═══ Records for the task

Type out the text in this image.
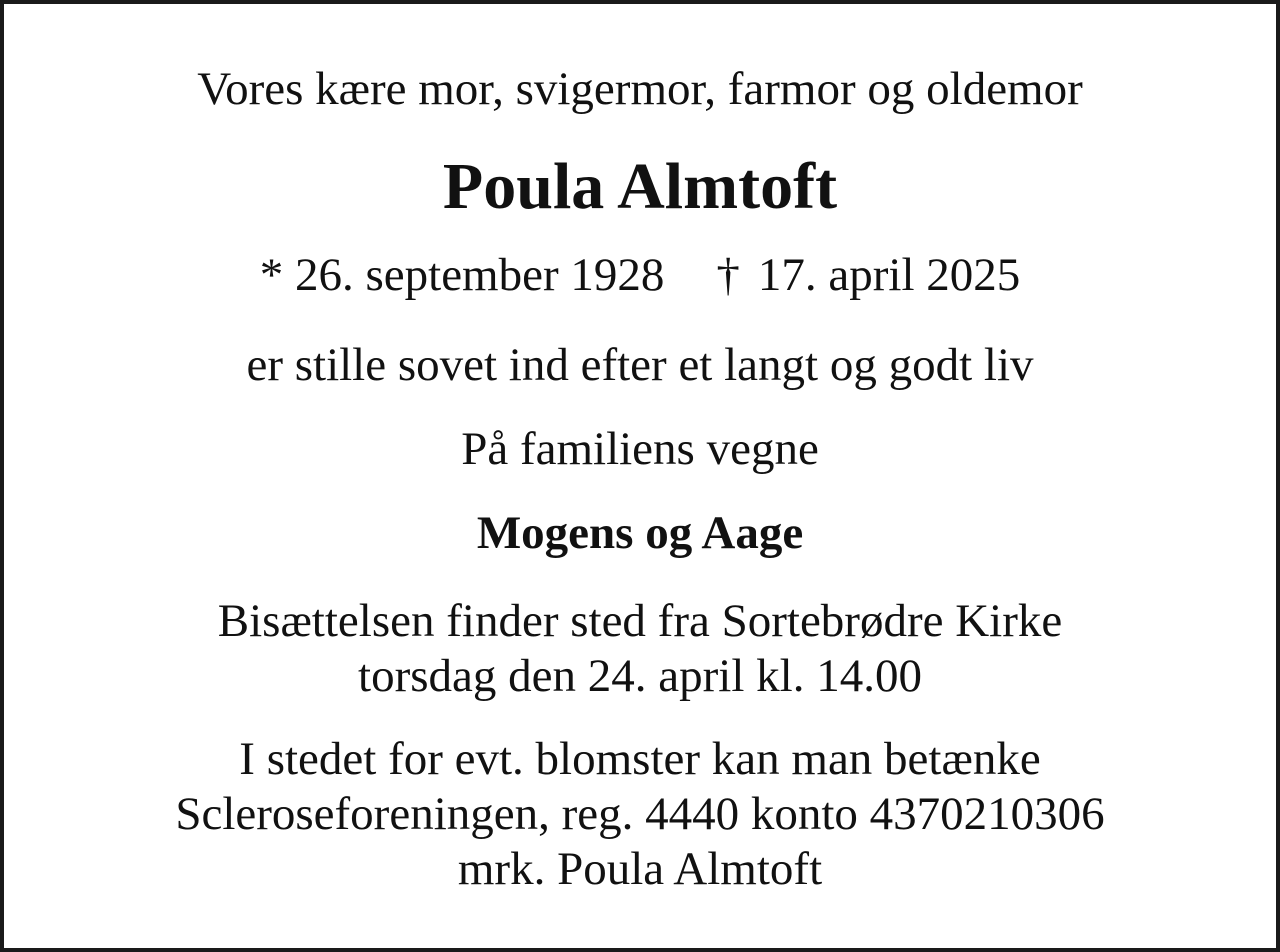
Vores kære mor, svigermor, farmor og oldemor
Poula Almtoft
* 26. september 1928 † 17. april 2025
er stille sovet ind efter et langt og godt liv
På familiens vegne
Mogens og Aage
Bisættelsen finder sted fra Sortebrødre Kirke
torsdag den 24. april kl. 14.00
I stedet for evt. blomster kan man betænke
Scleroseforeningen, reg. 4440 konto 4370210306
mrk. Poula Almtoft
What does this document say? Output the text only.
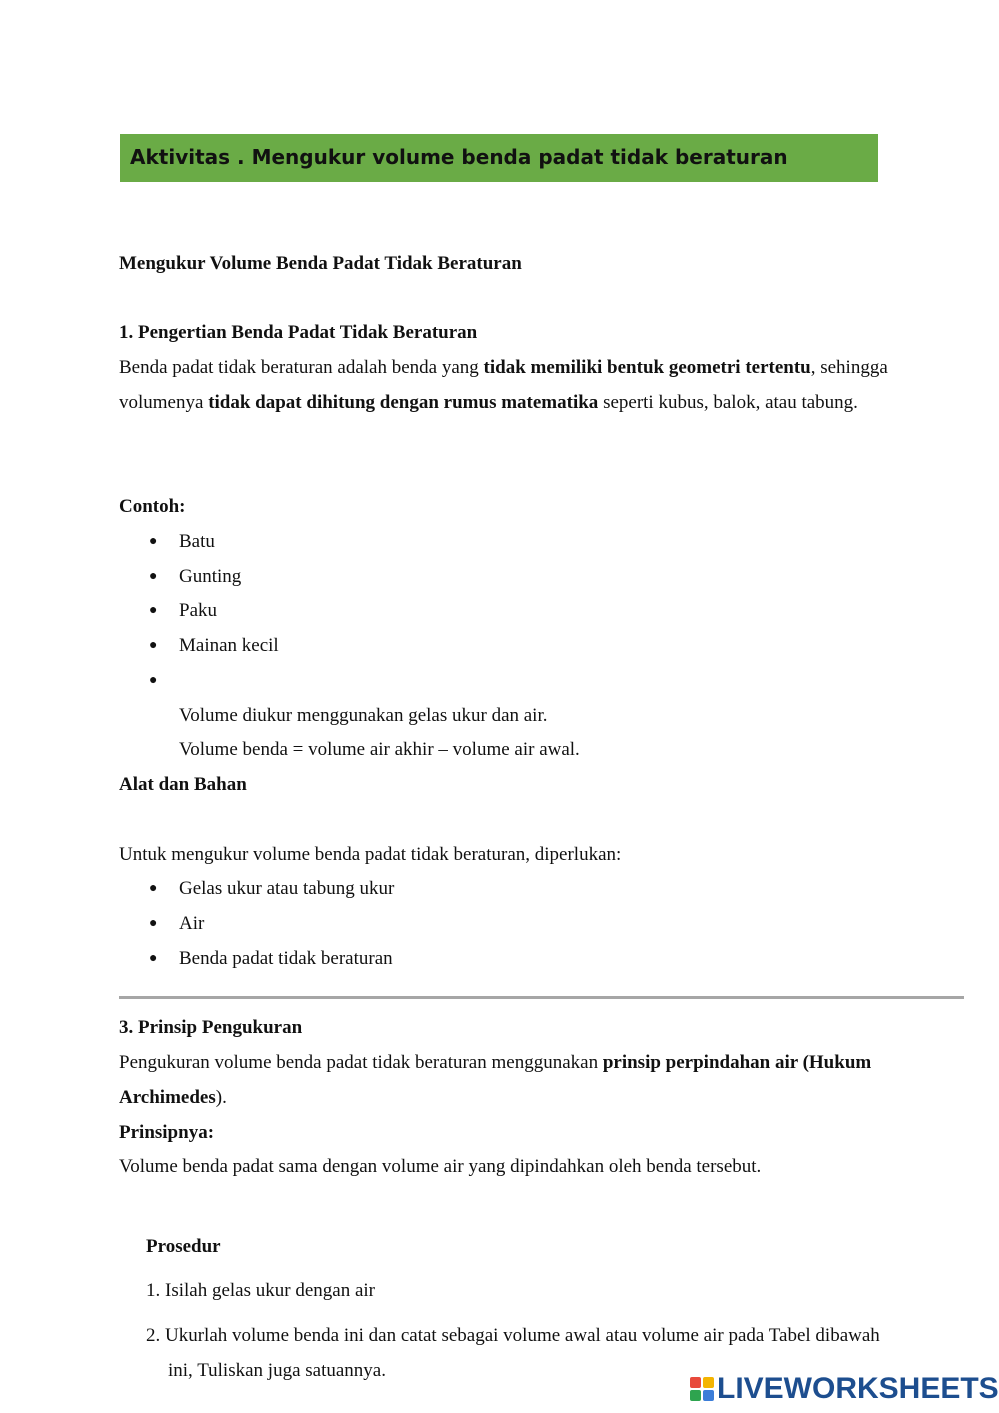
Aktivitas . Mengukur volume benda padat tidak beraturan
Mengukur Volume Benda Padat Tidak Beraturan
1. Pengertian Benda Padat Tidak Beraturan
Benda padat tidak beraturan adalah benda yang tidak memiliki bentuk geometri tertentu, sehingga
volumenya tidak dapat dihitung dengan rumus matematika seperti kubus, balok, atau tabung.
Contoh:
● Batu
● Gunting
● Paku
● Mainan kecil
●
Volume diukur menggunakan gelas ukur dan air.
Volume benda = volume air akhir – volume air awal.
Alat dan Bahan
Untuk mengukur volume benda padat tidak beraturan, diperlukan:
● Gelas ukur atau tabung ukur
● Air
● Benda padat tidak beraturan
3. Prinsip Pengukuran
Pengukuran volume benda padat tidak beraturan menggunakan prinsip perpindahan air (Hukum
Archimedes).
Prinsipnya:
Volume benda padat sama dengan volume air yang dipindahkan oleh benda tersebut.
Prosedur
1. Isilah gelas ukur dengan air
2. Ukurlah volume benda ini dan catat sebagai volume awal atau volume air pada Tabel dibawah
ini, Tuliskan juga satuannya.
LIVEWORKSHEETS
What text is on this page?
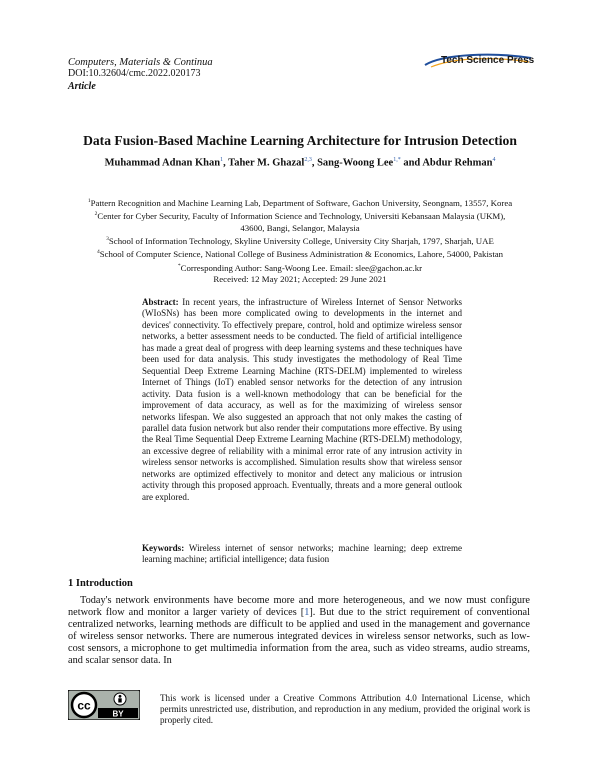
Computers, Materials & Continua
DOI:10.32604/cmc.2022.020173
Article
Tech Science Press
Data Fusion-Based Machine Learning Architecture for Intrusion Detection
Muhammad Adnan Khan$^1$, Taher M. Ghazal$^{2,3}$, Sang-Woong Lee$^{1,*}$ and Abdur Rehman$^4$
$^1$Pattern Recognition and Machine Learning Lab, Department of Software, Gachon University, Seongnam, 13557, Korea
$^2$Center for Cyber Security, Faculty of Information Science and Technology, Universiti Kebansaan Malaysia (UKM),
43600, Bangi, Selangor, Malaysia
$^3$School of Information Technology, Skyline University College, University City Sharjah, 1797, Sharjah, UAE
$^4$School of Computer Science, National College of Business Administration & Economics, Lahore, 54000, Pakistan
*Corresponding Author: Sang-Woong Lee. Email: slee@gachon.ac.kr
Received: 12 May 2021; Accepted: 29 June 2021
Abstract: In recent years, the infrastructure of Wireless Internet of Sensor Networks (WIoSNs) has been more complicated owing to developments in the internet and devices' connectivity. To effectively prepare, control, hold and optimize wireless sensor networks, a better assessment needs to be conducted. The field of artificial intelligence has made a great deal of progress with deep learning systems and these techniques have been used for data analysis. This study investigates the methodology of Real Time Sequential Deep Extreme Learning Machine (RTS-DELM) implemented to wireless Internet of Things (IoT) enabled sensor networks for the detection of any intrusion activity. Data fusion is a well-known methodology that can be beneficial for the improvement of data accuracy, as well as for the maximizing of wireless sensor networks lifespan. We also suggested an approach that not only makes the casting of parallel data fusion network but also render their computations more effective. By using the Real Time Sequential Deep Extreme Learning Machine (RTS-DELM) methodology, an excessive degree of reliability with a minimal error rate of any intrusion activity in wireless sensor networks is accomplished. Simulation results show that wireless sensor networks are optimized effectively to monitor and detect any malicious or intrusion activity through this proposed approach. Eventually, threats and a more general outlook are explored.
Keywords: Wireless internet of sensor networks; machine learning; deep extreme learning machine; artificial intelligence; data fusion
1 Introduction
Today's network environments have become more and more heterogeneous, and we now must configure network flow and monitor a larger variety of devices [1]. But due to the strict requirement of conventional centralized networks, learning methods are difficult to be applied and used in the management and governance of wireless sensor networks. There are numerous integrated devices in wireless sensor networks, such as low-cost sensors, a microphone to get multimedia information from the area, such as video streams, audio streams, and scalar sensor data. In
cc
BY
This work is licensed under a Creative Commons Attribution 4.0 International License, which permits unrestricted use, distribution, and reproduction in any medium, provided the original work is properly cited.
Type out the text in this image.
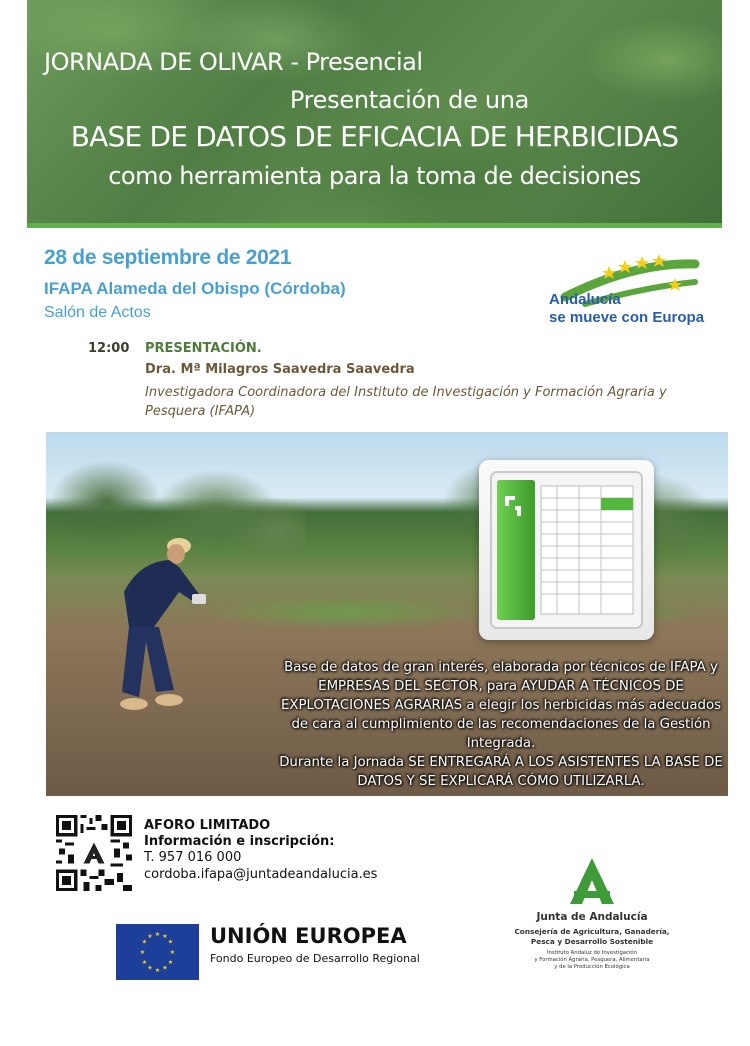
JORNADA DE OLIVAR - Presencial
Presentación de una
BASE DE DATOS DE EFICACIA DE HERBICIDAS
como herramienta para la toma de decisiones
28 de septiembre de 2021
IFAPA Alameda del Obispo (Córdoba)
Salón de Actos
Andalucía
se mueve con Europa
12:00 PRESENTACIÓN.
Dra. Mª Milagros Saavedra Saavedra
Investigadora Coordinadora del Instituto de Investigación y Formación Agraria y Pesquera (IFAPA)
Base de datos de gran interés, elaborada por técnicos de IFAPA y EMPRESAS DEL SECTOR, para AYUDAR A TÉCNICOS DE EXPLOTACIONES AGRARIAS a elegir los herbicidas más adecuados de cara al cumplimiento de las recomendaciones de la Gestión Integrada.
Durante la Jornada SE ENTREGARÁ A LOS ASISTENTES LA BASE DE DATOS Y SE EXPLICARÁ CÓMO UTILIZARLA.
AFORO LIMITADO
Información e inscripción:
T. 957 016 000
cordoba.ifapa@juntadeandalucia.es
★ ★
★
★
★
★
★
★
★
★
★
★	UNIÓN EUROPEA
Fondo Europeo de Desarrollo Regional
Junta de Andalucía
Consejería de Agricultura, Ganadería,
Pesca y Desarrollo Sostenible
Instituto Andaluz de Investigación
y Formación Agraria, Pesquera, Alimentaria
y de la Producción Ecológica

══════

**Stated task**
Leaving the pictures aside, transcribe the entire listing exactly.

**Worked solution**
Type out the text in this image.
Vores kære mor, svigermor, farmor og oldemor
Poula Almtoft
* 26. september 1928 † 17. april 2025
er stille sovet ind efter et langt og godt liv
På familiens vegne
Mogens og Aage
Bisættelsen finder sted fra Sortebrødre Kirke
torsdag den 24. april kl. 14.00
I stedet for evt. blomster kan man betænke
Scleroseforeningen, reg. 4440 konto 4370210306
mrk. Poula Almtoft
What does this document say? Output the text only.
Aktivitas . Mengukur volume benda padat tidak beraturan
Mengukur Volume Benda Padat Tidak Beraturan
1. Pengertian Benda Padat Tidak Beraturan
Benda padat tidak beraturan adalah benda yang tidak memiliki bentuk geometri tertentu, sehingga
volumenya tidak dapat dihitung dengan rumus matematika seperti kubus, balok, atau tabung.
Contoh:
● Batu
● Gunting
● Paku
● Mainan kecil
●
Volume diukur menggunakan gelas ukur dan air.
Volume benda = volume air akhir – volume air awal.
Alat dan Bahan
Untuk mengukur volume benda padat tidak beraturan, diperlukan:
● Gelas ukur atau tabung ukur
● Air
● Benda padat tidak beraturan
3. Prinsip Pengukuran
Pengukuran volume benda padat tidak beraturan menggunakan prinsip perpindahan air (Hukum
Archimedes).
Prinsipnya:
Volume benda padat sama dengan volume air yang dipindahkan oleh benda tersebut.
Prosedur
1. Isilah gelas ukur dengan air
2. Ukurlah volume benda ini dan catat sebagai volume awal atau volume air pada Tabel dibawah
ini, Tuliskan juga satuannya.
LIVEWORKSHEETS
What text is on this page?
Computers, Materials & Continua
DOI:10.32604/cmc.2022.020173
Article
Tech Science Press
Data Fusion-Based Machine Learning Architecture for Intrusion Detection
Muhammad Adnan Khan$^1$, Taher M. Ghazal$^{2,3}$, Sang-Woong Lee$^{1,*}$ and Abdur Rehman$^4$
$^1$Pattern Recognition and Machine Learning Lab, Department of Software, Gachon University, Seongnam, 13557, Korea
$^2$Center for Cyber Security, Faculty of Information Science and Technology, Universiti Kebansaan Malaysia (UKM),
43600, Bangi, Selangor, Malaysia
$^3$School of Information Technology, Skyline University College, University City Sharjah, 1797, Sharjah, UAE
$^4$School of Computer Science, National College of Business Administration & Economics, Lahore, 54000, Pakistan
*Corresponding Author: Sang-Woong Lee. Email: slee@gachon.ac.kr
Received: 12 May 2021; Accepted: 29 June 2021
Abstract: In recent years, the infrastructure of Wireless Internet of Sensor Networks (WIoSNs) has been more complicated owing to developments in the internet and devices' connectivity. To effectively prepare, control, hold and optimize wireless sensor networks, a better assessment needs to be conducted. The field of artificial intelligence has made a great deal of progress with deep learning systems and these techniques have been used for data analysis. This study investigates the methodology of Real Time Sequential Deep Extreme Learning Machine (RTS-DELM) implemented to wireless Internet of Things (IoT) enabled sensor networks for the detection of any intrusion activity. Data fusion is a well-known methodology that can be beneficial for the improvement of data accuracy, as well as for the maximizing of wireless sensor networks lifespan. We also suggested an approach that not only makes the casting of parallel data fusion network but also render their computations more effective. By using the Real Time Sequential Deep Extreme Learning Machine (RTS-DELM) methodology, an excessive degree of reliability with a minimal error rate of any intrusion activity in wireless sensor networks is accomplished. Simulation results show that wireless sensor networks are optimized effectively to monitor and detect any malicious or intrusion activity through this proposed approach. Eventually, threats and a more general outlook are explored.
Keywords: Wireless internet of sensor networks; machine learning; deep extreme learning machine; artificial intelligence; data fusion
1 Introduction
Today's network environments have become more and more heterogeneous, and we now must configure network flow and monitor a larger variety of devices [1]. But due to the strict requirement of conventional centralized networks, learning methods are difficult to be applied and used in the management and governance of wireless sensor networks. There are numerous integrated devices in wireless sensor networks, such as low-cost sensors, a microphone to get multimedia information from the area, such as video streams, audio streams, and scalar sensor data. In
cc
BY
This work is licensed under a Creative Commons Attribution 4.0 International License, which permits unrestricted use, distribution, and reproduction in any medium, provided the original work is properly cited.
Type out the text in this image.
JORNADA DE OLIVAR - Presencial
Presentación de una
BASE DE DATOS DE EFICACIA DE HERBICIDAS
como herramienta para la toma de decisiones
28 de septiembre de 2021
IFAPA Alameda del Obispo (Córdoba)
Salón de Actos
Andalucía
se mueve con Europa
12:00 PRESENTACIÓN.
Dra. Mª Milagros Saavedra Saavedra
Investigadora Coordinadora del Instituto de Investigación y Formación Agraria y Pesquera (IFAPA)
Base de datos de gran interés, elaborada por técnicos de IFAPA y EMPRESAS DEL SECTOR, para AYUDAR A TÉCNICOS DE EXPLOTACIONES AGRARIAS a elegir los herbicidas más adecuados de cara al cumplimiento de las recomendaciones de la Gestión Integrada.
Durante la Jornada SE ENTREGARÁ A LOS ASISTENTES LA BASE DE DATOS Y SE EXPLICARÁ CÓMO UTILIZARLA.
AFORO LIMITADO
Información e inscripción:
T. 957 016 000
cordoba.ifapa@juntadeandalucia.es
★ ★
★
★
★
★
★
★
★
★
★
★	UNIÓN EUROPEA
Fondo Europeo de Desarrollo Regional
Junta de Andalucía
Consejería de Agricultura, Ganadería,
Pesca y Desarrollo Sostenible
Instituto Andaluz de Investigación
y Formación Agraria, Pesquera, Alimentaria
y de la Producción Ecológica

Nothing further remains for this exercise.